● Saved entries:
-- -- --
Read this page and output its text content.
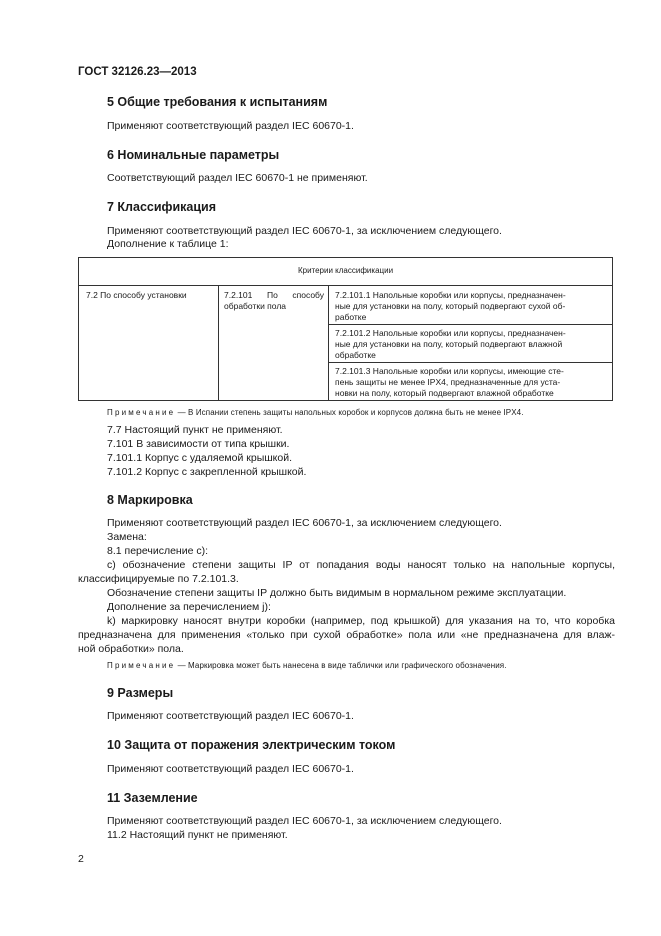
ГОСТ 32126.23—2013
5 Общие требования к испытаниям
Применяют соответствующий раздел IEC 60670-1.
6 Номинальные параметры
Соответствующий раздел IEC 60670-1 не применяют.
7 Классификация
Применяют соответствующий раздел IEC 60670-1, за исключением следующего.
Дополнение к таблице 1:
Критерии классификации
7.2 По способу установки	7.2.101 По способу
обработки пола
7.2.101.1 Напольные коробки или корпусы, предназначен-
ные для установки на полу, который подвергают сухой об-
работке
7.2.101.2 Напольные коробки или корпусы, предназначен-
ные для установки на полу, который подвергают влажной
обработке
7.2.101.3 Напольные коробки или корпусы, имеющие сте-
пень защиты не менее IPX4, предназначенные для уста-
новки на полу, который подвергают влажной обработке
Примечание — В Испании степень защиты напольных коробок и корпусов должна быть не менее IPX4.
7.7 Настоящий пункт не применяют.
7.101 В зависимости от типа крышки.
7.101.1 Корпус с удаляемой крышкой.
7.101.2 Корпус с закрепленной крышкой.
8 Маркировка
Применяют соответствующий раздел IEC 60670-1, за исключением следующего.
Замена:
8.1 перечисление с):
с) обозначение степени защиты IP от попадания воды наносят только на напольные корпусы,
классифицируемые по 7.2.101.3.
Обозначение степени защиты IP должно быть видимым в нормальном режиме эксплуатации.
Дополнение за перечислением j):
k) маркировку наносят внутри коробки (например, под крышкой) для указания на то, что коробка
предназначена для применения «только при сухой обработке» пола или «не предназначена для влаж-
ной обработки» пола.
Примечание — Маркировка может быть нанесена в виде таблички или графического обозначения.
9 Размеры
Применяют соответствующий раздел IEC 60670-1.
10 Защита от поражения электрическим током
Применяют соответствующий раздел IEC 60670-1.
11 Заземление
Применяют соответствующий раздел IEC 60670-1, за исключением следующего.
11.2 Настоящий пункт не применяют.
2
-- -- --
● What needs to be done: Omit the pictures and output all of the other material exactly.

● Written answer:
Read this page and output its text content.
ГОСТ 32126.23—2013
5 Общие требования к испытаниям
Применяют соответствующий раздел IEC 60670-1.
6 Номинальные параметры
Соответствующий раздел IEC 60670-1 не применяют.
7 Классификация
Применяют соответствующий раздел IEC 60670-1, за исключением следующего.
Дополнение к таблице 1:
Критерии классификации
7.2 По способу установки	7.2.101 По способу
обработки пола
7.2.101.1 Напольные коробки или корпусы, предназначен-
ные для установки на полу, который подвергают сухой об-
работке
7.2.101.2 Напольные коробки или корпусы, предназначен-
ные для установки на полу, который подвергают влажной
обработке
7.2.101.3 Напольные коробки или корпусы, имеющие сте-
пень защиты не менее IPX4, предназначенные для уста-
новки на полу, который подвергают влажной обработке
Примечание — В Испании степень защиты напольных коробок и корпусов должна быть не менее IPX4.
7.7 Настоящий пункт не применяют.
7.101 В зависимости от типа крышки.
7.101.1 Корпус с удаляемой крышкой.
7.101.2 Корпус с закрепленной крышкой.
8 Маркировка
Применяют соответствующий раздел IEC 60670-1, за исключением следующего.
Замена:
8.1 перечисление с):
с) обозначение степени защиты IP от попадания воды наносят только на напольные корпусы,
классифицируемые по 7.2.101.3.
Обозначение степени защиты IP должно быть видимым в нормальном режиме эксплуатации.
Дополнение за перечислением j):
k) маркировку наносят внутри коробки (например, под крышкой) для указания на то, что коробка
предназначена для применения «только при сухой обработке» пола или «не предназначена для влаж-
ной обработки» пола.
Примечание — Маркировка может быть нанесена в виде таблички или графического обозначения.
9 Размеры
Применяют соответствующий раздел IEC 60670-1.
10 Защита от поражения электрическим током
Применяют соответствующий раздел IEC 60670-1.
11 Заземление
Применяют соответствующий раздел IEC 60670-1, за исключением следующего.
11.2 Настоящий пункт не применяют.
2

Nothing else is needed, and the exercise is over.